↓↓↓

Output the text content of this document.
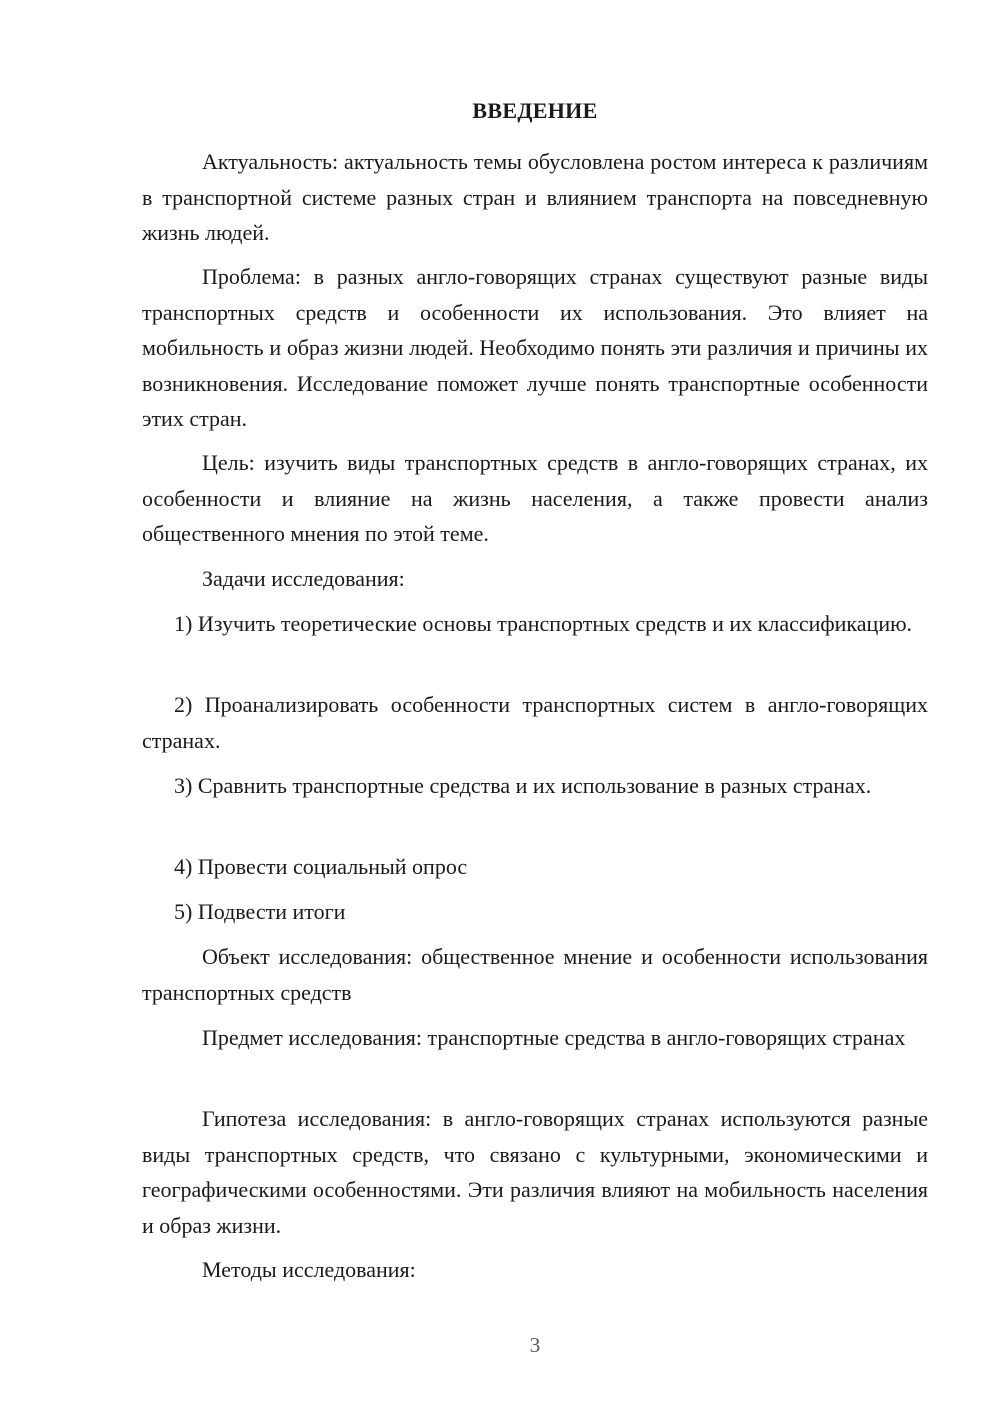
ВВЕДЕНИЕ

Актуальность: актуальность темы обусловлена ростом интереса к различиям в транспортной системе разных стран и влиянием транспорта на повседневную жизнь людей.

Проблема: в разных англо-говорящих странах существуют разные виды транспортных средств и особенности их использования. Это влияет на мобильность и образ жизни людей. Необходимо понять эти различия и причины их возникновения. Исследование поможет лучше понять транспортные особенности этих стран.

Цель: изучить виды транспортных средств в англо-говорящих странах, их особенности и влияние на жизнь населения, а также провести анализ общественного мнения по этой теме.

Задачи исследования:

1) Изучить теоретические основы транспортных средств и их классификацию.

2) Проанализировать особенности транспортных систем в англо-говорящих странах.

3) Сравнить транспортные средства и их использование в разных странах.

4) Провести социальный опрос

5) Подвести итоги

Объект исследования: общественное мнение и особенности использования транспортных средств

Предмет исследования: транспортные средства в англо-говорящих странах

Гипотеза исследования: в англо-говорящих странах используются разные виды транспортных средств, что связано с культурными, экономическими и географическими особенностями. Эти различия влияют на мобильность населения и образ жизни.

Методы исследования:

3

↑↑↑

**The exercise:** Only lines with the string "особенности" belong in your answer; copy each one.

**Exercise response:**
Проблема: в разных англо-говорящих странах существуют разные виды транспортных средств и особенности их использования. Это влияет на мобильность и образ жизни людей. Необходимо понять эти различия и причины их возникновения. Исследование поможет лучше понять транспортные особенности этих стран.
Цель: изучить виды транспортных средств в англо-говорящих странах, их особенности и влияние на жизнь населения, а также провести анализ общественного мнения по этой теме.
2) Проанализировать особенности транспортных систем в англо-говорящих странах.
Объект исследования: общественное мнение и особенности использования транспортных средств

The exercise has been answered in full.